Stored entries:
============================================================

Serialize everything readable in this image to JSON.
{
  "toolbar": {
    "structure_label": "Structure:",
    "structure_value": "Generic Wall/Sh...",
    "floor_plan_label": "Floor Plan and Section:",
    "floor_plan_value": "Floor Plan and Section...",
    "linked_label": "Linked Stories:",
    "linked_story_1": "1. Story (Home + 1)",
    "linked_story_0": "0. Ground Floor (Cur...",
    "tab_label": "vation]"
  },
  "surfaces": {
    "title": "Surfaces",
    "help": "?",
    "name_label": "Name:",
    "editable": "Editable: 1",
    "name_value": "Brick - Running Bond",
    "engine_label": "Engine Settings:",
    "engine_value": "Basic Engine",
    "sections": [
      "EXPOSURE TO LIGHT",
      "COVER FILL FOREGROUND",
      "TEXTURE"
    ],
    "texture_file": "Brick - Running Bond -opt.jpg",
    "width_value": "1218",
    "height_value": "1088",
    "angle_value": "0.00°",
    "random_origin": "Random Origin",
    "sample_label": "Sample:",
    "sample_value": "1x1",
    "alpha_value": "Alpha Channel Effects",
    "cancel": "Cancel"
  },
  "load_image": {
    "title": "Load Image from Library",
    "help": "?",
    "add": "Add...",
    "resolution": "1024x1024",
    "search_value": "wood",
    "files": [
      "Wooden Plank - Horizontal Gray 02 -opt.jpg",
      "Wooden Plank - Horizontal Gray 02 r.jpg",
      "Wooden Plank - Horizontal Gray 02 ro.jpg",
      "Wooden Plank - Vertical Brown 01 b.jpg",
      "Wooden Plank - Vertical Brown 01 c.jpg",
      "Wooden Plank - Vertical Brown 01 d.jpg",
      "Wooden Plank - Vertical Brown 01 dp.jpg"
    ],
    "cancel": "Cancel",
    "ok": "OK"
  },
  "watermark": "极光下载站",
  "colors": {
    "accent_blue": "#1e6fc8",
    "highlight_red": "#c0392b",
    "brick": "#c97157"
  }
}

============================================================

> _YOUR GOAL_
From the records above, extract every line exactly as it stands.

> _ANSWER TO THIS EXERCISE_
Serialize everything readable in this image to JSON.
{
  "toolbar": {
    "structure_label": "Structure:",
    "structure_value": "Generic Wall/Sh...",
    "floor_plan_label": "Floor Plan and Section:",
    "floor_plan_value": "Floor Plan and Section...",
    "linked_label": "Linked Stories:",
    "linked_story_1": "1. Story (Home + 1)",
    "linked_story_0": "0. Ground Floor (Cur...",
    "tab_label": "vation]"
  },
  "surfaces": {
    "title": "Surfaces",
    "help": "?",
    "name_label": "Name:",
    "editable": "Editable: 1",
    "name_value": "Brick - Running Bond",
    "engine_label": "Engine Settings:",
    "engine_value": "Basic Engine",
    "sections": [
      "EXPOSURE TO LIGHT",
      "COVER FILL FOREGROUND",
      "TEXTURE"
    ],
    "texture_file": "Brick - Running Bond -opt.jpg",
    "width_value": "1218",
    "height_value": "1088",
    "angle_value": "0.00°",
    "random_origin": "Random Origin",
    "sample_label": "Sample:",
    "sample_value": "1x1",
    "alpha_value": "Alpha Channel Effects",
    "cancel": "Cancel"
  },
  "load_image": {
    "title": "Load Image from Library",
    "help": "?",
    "add": "Add...",
    "resolution": "1024x1024",
    "search_value": "wood",
    "files": [
      "Wooden Plank - Horizontal Gray 02 -opt.jpg",
      "Wooden Plank - Horizontal Gray 02 r.jpg",
      "Wooden Plank - Horizontal Gray 02 ro.jpg",
      "Wooden Plank - Vertical Brown 01 b.jpg",
      "Wooden Plank - Vertical Brown 01 c.jpg",
      "Wooden Plank - Vertical Brown 01 d.jpg",
      "Wooden Plank - Vertical Brown 01 dp.jpg"
    ],
    "cancel": "Cancel",
    "ok": "OK"
  },
  "watermark": "极光下载站",
  "colors": {
    "accent_blue": "#1e6fc8",
    "highlight_red": "#c0392b",
    "brick": "#c97157"
  }
}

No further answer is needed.